**Requirement:**
For each line below that contains the string "subtitle", copy that line.

== Stored data ==

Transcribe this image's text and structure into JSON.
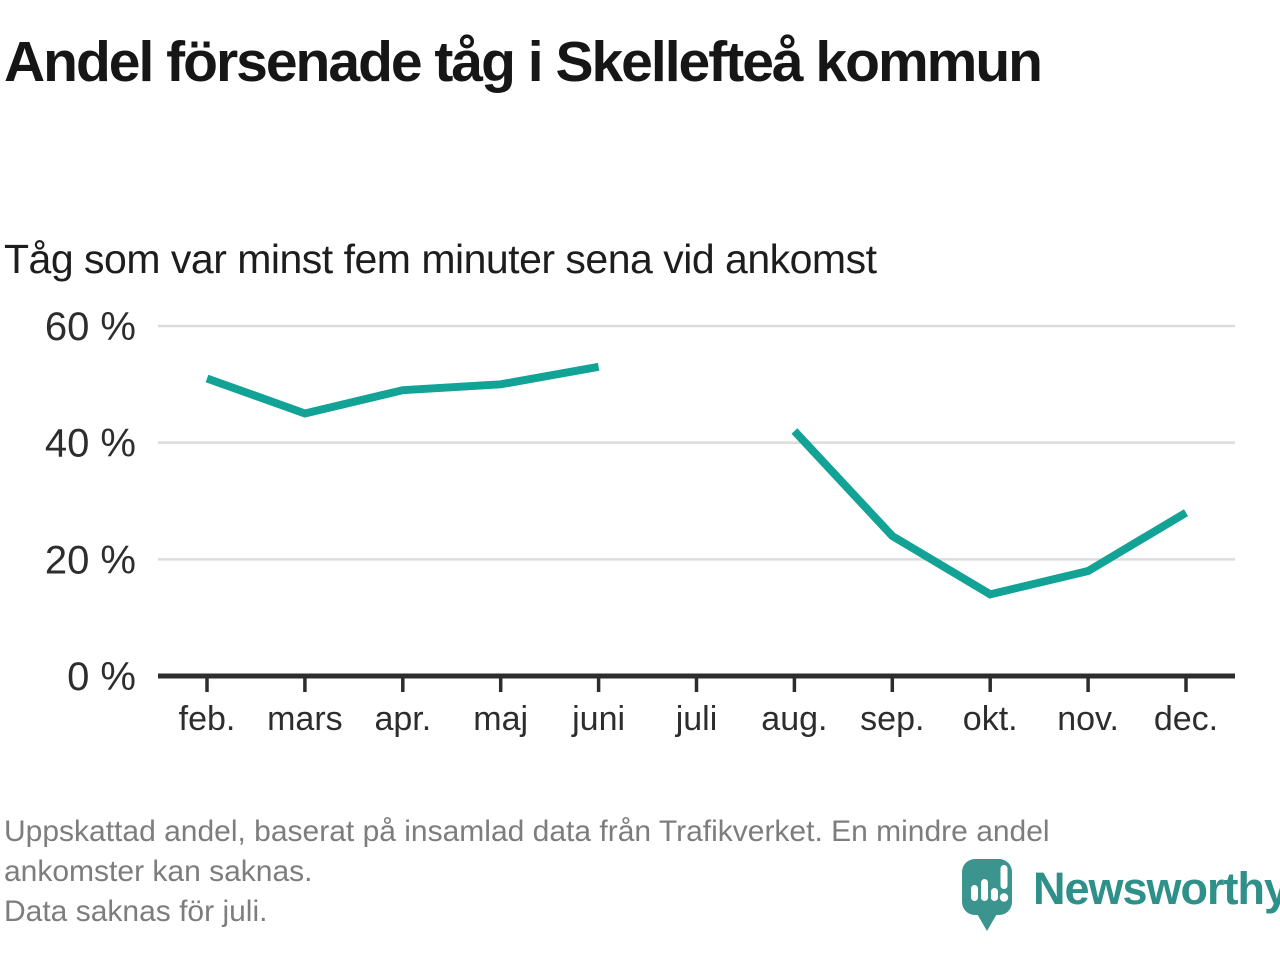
{
  "header": {
    "title": "Andel försenade tåg i Skellefteå kommun",
    "subtitle": "Tåg som var minst fem minuter sena vid ankomst"
  },
  "chart_data": {
    "type": "line",
    "title": "Andel försenade tåg i Skellefteå kommun",
    "subtitle": "Tåg som var minst fem minuter sena vid ankomst",
    "categories": [
      "feb.",
      "mars",
      "apr.",
      "maj",
      "juni",
      "juli",
      "aug.",
      "sep.",
      "okt.",
      "nov.",
      "dec."
    ],
    "values": [
      51,
      45,
      49,
      50,
      53,
      null,
      42,
      24,
      14,
      18,
      28
    ],
    "unit": "%",
    "ylim": [
      0,
      60
    ],
    "yticks": [
      0,
      20,
      40,
      60
    ],
    "ytick_labels": [
      "0 %",
      "20 %",
      "40 %",
      "60 %"
    ],
    "grid": "horizontal-only",
    "legend": "none",
    "missing_data": "juli",
    "line_color": "#12a296"
  },
  "colors": {
    "line": "#12a296",
    "grid": "#dcdcdc",
    "axis": "#2d2d2d",
    "axis_text": "#2d2d2d",
    "title_text": "#161616",
    "footnote_text": "#7d7d7d",
    "logo_teal": "#3b948e",
    "logo_text": "#2f9089"
  },
  "footer": {
    "lines": [
      "Uppskattad andel, baserat på insamlad data från Trafikverket. En mindre andel",
      "ankomster kan saknas.",
      "Data saknas för juli."
    ]
  },
  "logo": {
    "text": "Newsworthy",
    "icon": "newsworthy-pin-barchart-icon"
  }
}
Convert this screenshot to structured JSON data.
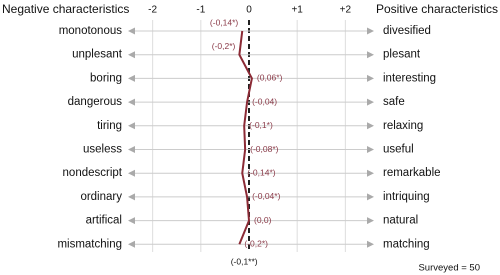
{
  "chart_data": {
    "type": "line",
    "left_title": "Negative characteristics",
    "right_title": "Positive characteristics",
    "categories": [
      "monotonous",
      "unplesant",
      "boring",
      "dangerous",
      "tiring",
      "useless",
      "nondescript",
      "ordinary",
      "artifical",
      "mismatching"
    ],
    "positive_categories": [
      "divesified",
      "plesant",
      "interesting",
      "safe",
      "relaxing",
      "useful",
      "remarkable",
      "intriquing",
      "natural",
      "matching"
    ],
    "series": [
      {
        "color": "#8b2a35",
        "values": [
          -0.14,
          -0.2,
          0.06,
          -0.04,
          -0.1,
          -0.08,
          -0.14,
          -0.04,
          0,
          -0.2
        ],
        "value_labels": [
          "(-0,14*)",
          "(-0,2*)",
          "(0,06*)",
          "(-0,04)",
          "(-0,1*)",
          "(-0,08*)",
          "(-0,14*)",
          "(-0,04*)",
          "(0,0)",
          "(-0,2*)"
        ]
      }
    ],
    "mean": {
      "value": -0.1,
      "label": "(-0,1**)"
    },
    "xlim": [
      -2.2,
      2.2
    ],
    "xticks": [
      -2,
      -1,
      0,
      {
        "value": 1,
        "label": "+1"
      },
      {
        "value": 2,
        "label": "+2"
      }
    ],
    "grid": true,
    "note": "Surveyed = 50"
  }
}
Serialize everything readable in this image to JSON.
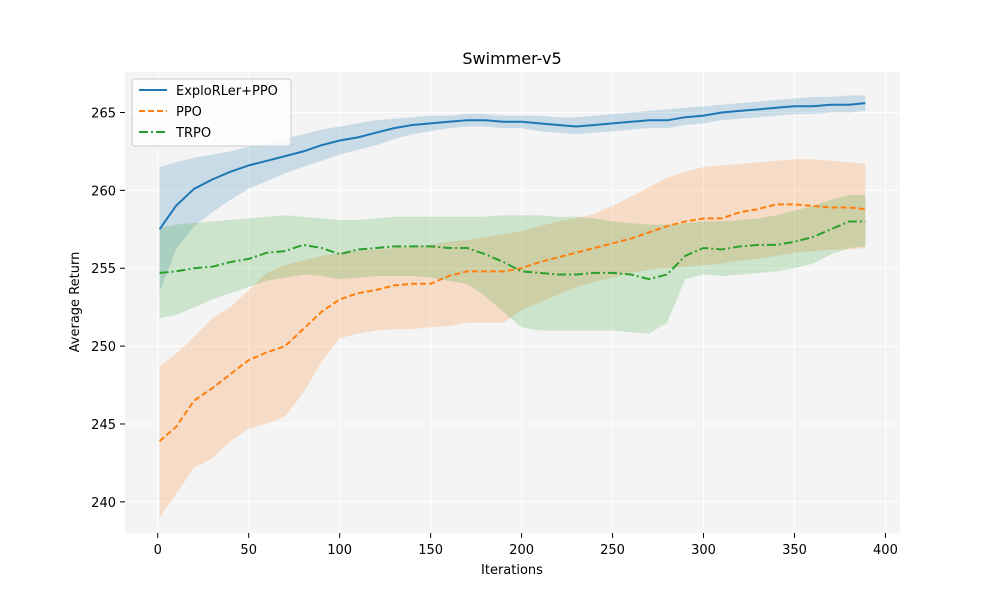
{
  "chart_data": {
    "type": "line",
    "title": "Swimmer-v5",
    "xlabel": "Iterations",
    "ylabel": "Average Return",
    "xlim": [
      -18,
      408
    ],
    "ylim": [
      238,
      267.6
    ],
    "xticks": [
      0,
      50,
      100,
      150,
      200,
      250,
      300,
      350,
      400
    ],
    "yticks": [
      240,
      245,
      250,
      255,
      260,
      265
    ],
    "grid": true,
    "legend_position": "top-left",
    "background": "#f4f4f4",
    "series": [
      {
        "name": "ExploRLer+PPO",
        "color": "#1f77b4",
        "dash": "solid",
        "x": [
          1,
          10,
          20,
          30,
          40,
          50,
          60,
          70,
          80,
          90,
          100,
          110,
          120,
          130,
          140,
          150,
          160,
          170,
          180,
          190,
          200,
          210,
          220,
          230,
          240,
          250,
          260,
          270,
          280,
          290,
          300,
          310,
          320,
          330,
          340,
          350,
          360,
          370,
          380,
          389
        ],
        "y": [
          257.5,
          259.0,
          260.1,
          260.7,
          261.2,
          261.6,
          261.9,
          262.2,
          262.5,
          262.9,
          263.2,
          263.4,
          263.7,
          264.0,
          264.2,
          264.3,
          264.4,
          264.5,
          264.5,
          264.4,
          264.4,
          264.3,
          264.2,
          264.1,
          264.2,
          264.3,
          264.4,
          264.5,
          264.5,
          264.7,
          264.8,
          265.0,
          265.1,
          265.2,
          265.3,
          265.4,
          265.4,
          265.5,
          265.5,
          265.6
        ],
        "upper": [
          261.5,
          261.8,
          262.1,
          262.3,
          262.5,
          262.8,
          263.0,
          263.3,
          263.6,
          263.9,
          264.1,
          264.3,
          264.5,
          264.6,
          264.7,
          264.8,
          264.8,
          264.9,
          264.9,
          264.8,
          264.8,
          264.8,
          264.7,
          264.7,
          264.8,
          264.9,
          265.0,
          265.1,
          265.2,
          265.3,
          265.4,
          265.5,
          265.6,
          265.7,
          265.8,
          265.9,
          266.0,
          266.0,
          266.1,
          266.1
        ],
        "lower": [
          253.5,
          256.2,
          257.7,
          258.6,
          259.4,
          260.1,
          260.6,
          261.1,
          261.5,
          261.9,
          262.3,
          262.6,
          262.9,
          263.3,
          263.6,
          263.8,
          264.0,
          264.1,
          264.1,
          264.0,
          264.0,
          263.8,
          263.7,
          263.6,
          263.7,
          263.8,
          263.9,
          264.0,
          264.0,
          264.2,
          264.3,
          264.5,
          264.6,
          264.7,
          264.8,
          264.9,
          264.9,
          265.0,
          265.0,
          265.1
        ]
      },
      {
        "name": "PPO",
        "color": "#ff7f0e",
        "dash": "dashed",
        "x": [
          1,
          10,
          20,
          30,
          40,
          50,
          60,
          70,
          80,
          90,
          100,
          110,
          120,
          130,
          140,
          150,
          160,
          170,
          180,
          190,
          200,
          210,
          220,
          230,
          240,
          250,
          260,
          270,
          280,
          290,
          300,
          310,
          320,
          330,
          340,
          350,
          360,
          370,
          380,
          389
        ],
        "y": [
          243.9,
          244.8,
          246.5,
          247.3,
          248.2,
          249.1,
          249.6,
          250.0,
          251.1,
          252.2,
          253.0,
          253.4,
          253.6,
          253.9,
          254.0,
          254.0,
          254.5,
          254.8,
          254.8,
          254.8,
          255.0,
          255.4,
          255.7,
          256.0,
          256.3,
          256.6,
          256.9,
          257.3,
          257.7,
          258.0,
          258.2,
          258.2,
          258.6,
          258.8,
          259.1,
          259.1,
          259.0,
          258.9,
          258.9,
          258.8
        ],
        "upper": [
          248.7,
          249.5,
          250.6,
          251.8,
          252.5,
          253.6,
          254.7,
          255.2,
          255.5,
          255.8,
          256.0,
          256.1,
          256.2,
          256.3,
          256.4,
          256.5,
          256.7,
          256.8,
          257.0,
          257.2,
          257.4,
          257.7,
          258.0,
          258.2,
          258.5,
          259.0,
          259.6,
          260.2,
          260.8,
          261.2,
          261.5,
          261.6,
          261.7,
          261.8,
          261.9,
          262.0,
          262.0,
          261.9,
          261.8,
          261.7
        ],
        "lower": [
          239.0,
          240.5,
          242.2,
          242.8,
          243.9,
          244.7,
          245.0,
          245.5,
          247.0,
          249.0,
          250.5,
          250.8,
          251.0,
          251.1,
          251.1,
          251.2,
          251.3,
          251.5,
          251.5,
          251.5,
          252.3,
          252.8,
          253.3,
          253.8,
          254.1,
          254.4,
          254.7,
          254.9,
          255.0,
          255.1,
          255.2,
          255.3,
          255.5,
          255.6,
          255.8,
          256.0,
          256.1,
          256.2,
          256.2,
          256.3
        ]
      },
      {
        "name": "TRPO",
        "color": "#2ca02c",
        "dash": "dashdot",
        "x": [
          1,
          10,
          20,
          30,
          40,
          50,
          60,
          70,
          80,
          90,
          100,
          110,
          120,
          130,
          140,
          150,
          160,
          170,
          180,
          190,
          200,
          210,
          220,
          230,
          240,
          250,
          260,
          270,
          280,
          290,
          300,
          310,
          320,
          330,
          340,
          350,
          360,
          370,
          380,
          389
        ],
        "y": [
          254.7,
          254.8,
          255.0,
          255.1,
          255.4,
          255.6,
          256.0,
          256.1,
          256.5,
          256.3,
          255.9,
          256.2,
          256.3,
          256.4,
          256.4,
          256.4,
          256.3,
          256.3,
          255.9,
          255.4,
          254.8,
          254.7,
          254.6,
          254.6,
          254.7,
          254.7,
          254.6,
          254.3,
          254.6,
          255.8,
          256.3,
          256.2,
          256.4,
          256.5,
          256.5,
          256.7,
          257.0,
          257.5,
          258.0,
          258.0
        ],
        "upper": [
          257.6,
          257.8,
          257.9,
          258.0,
          258.1,
          258.2,
          258.3,
          258.4,
          258.3,
          258.2,
          258.1,
          258.1,
          258.2,
          258.3,
          258.3,
          258.3,
          258.3,
          258.3,
          258.3,
          258.4,
          258.4,
          258.4,
          258.3,
          258.3,
          258.2,
          258.0,
          257.9,
          257.8,
          257.8,
          257.9,
          258.0,
          258.0,
          258.1,
          258.2,
          258.4,
          258.7,
          259.0,
          259.4,
          259.7,
          259.7
        ],
        "lower": [
          251.8,
          252.0,
          252.5,
          253.0,
          253.4,
          253.8,
          254.2,
          254.4,
          254.6,
          254.5,
          254.3,
          254.4,
          254.5,
          254.5,
          254.5,
          254.4,
          254.2,
          254.0,
          253.2,
          252.2,
          251.2,
          251.0,
          251.0,
          251.0,
          251.0,
          251.0,
          250.9,
          250.8,
          251.5,
          254.3,
          254.6,
          254.5,
          254.6,
          254.7,
          254.8,
          255.0,
          255.3,
          255.9,
          256.3,
          256.4
        ]
      }
    ]
  }
}
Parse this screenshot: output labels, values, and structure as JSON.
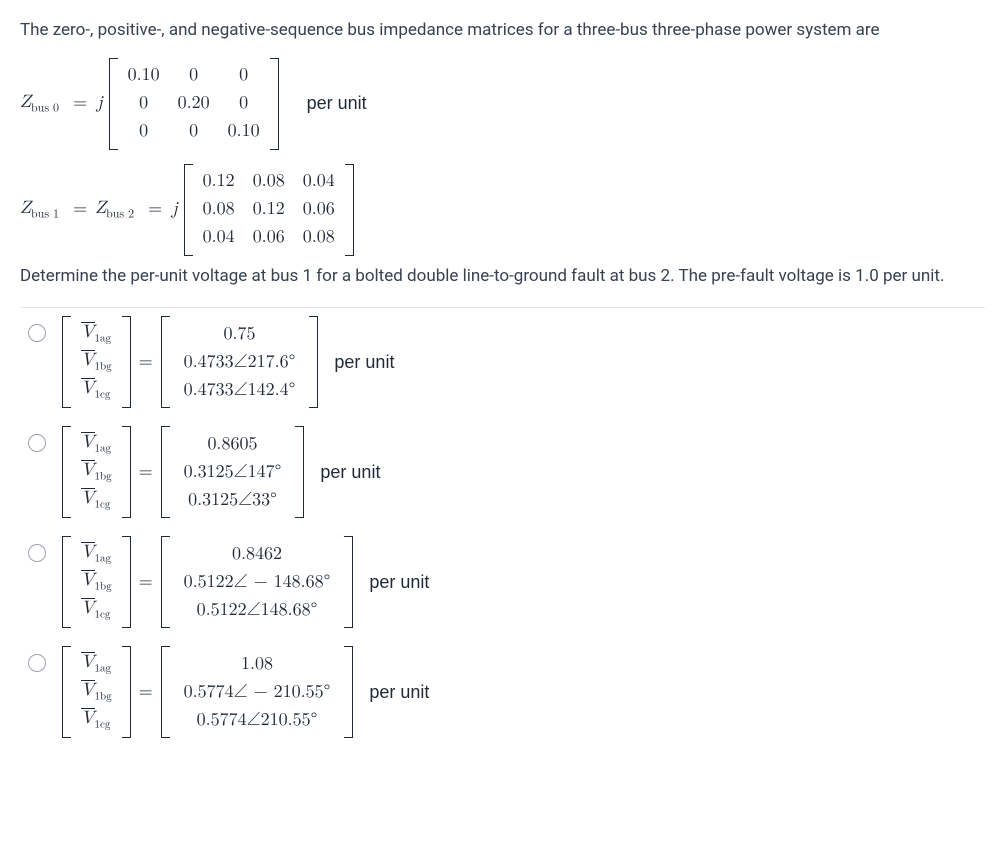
{
  "problem": {
    "intro1": "The zero-, positive-, and negative-sequence bus impedance matrices for a three-bus three-phase power system are",
    "intro2": "Determine the per-unit voltage at bus 1 for a bolted double line-to-ground fault at bus 2. The pre-fault voltage is 1.0 per unit."
  },
  "eq1": {
    "lhs_var": "Z",
    "lhs_sub": "bus 0",
    "eq": "=",
    "j": "j",
    "matrix": [
      [
        "0.10",
        "0",
        "0"
      ],
      [
        "0",
        "0.20",
        "0"
      ],
      [
        "0",
        "0",
        "0.10"
      ]
    ],
    "trail": "per unit"
  },
  "eq2": {
    "lhs1_var": "Z",
    "lhs1_sub": "bus 1",
    "eq": "=",
    "lhs2_var": "Z",
    "lhs2_sub": "bus 2",
    "j": "j",
    "matrix": [
      [
        "0.12",
        "0.08",
        "0.04"
      ],
      [
        "0.08",
        "0.12",
        "0.06"
      ],
      [
        "0.04",
        "0.06",
        "0.08"
      ]
    ]
  },
  "vec_labels": {
    "a": "1ag",
    "b": "1bg",
    "c": "1cg"
  },
  "per_unit": "per unit",
  "options": [
    {
      "vals": [
        "0.75",
        "0.4733∠217.6°",
        "0.4733∠142.4°"
      ]
    },
    {
      "vals": [
        "0.8605",
        "0.3125∠147°",
        "0.3125∠33°"
      ]
    },
    {
      "vals": [
        "0.8462",
        "0.5122∠ − 148.68°",
        "0.5122∠148.68°"
      ]
    },
    {
      "vals": [
        "1.08",
        "0.5774∠ − 210.55°",
        "0.5774∠210.55°"
      ]
    }
  ],
  "style": {
    "text_color": "#374151",
    "math_color": "#1f2937",
    "radio_border": "#9ca3af",
    "divider": "#e5e7eb",
    "bg": "#ffffff",
    "body_fontsize": 17,
    "math_fontsize": 18
  }
}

===

**Answer:**
    "subtitle": "Tåg som var minst fem minuter sena vid ankomst"
    "subtitle": "Tåg som var minst fem minuter sena vid ankomst",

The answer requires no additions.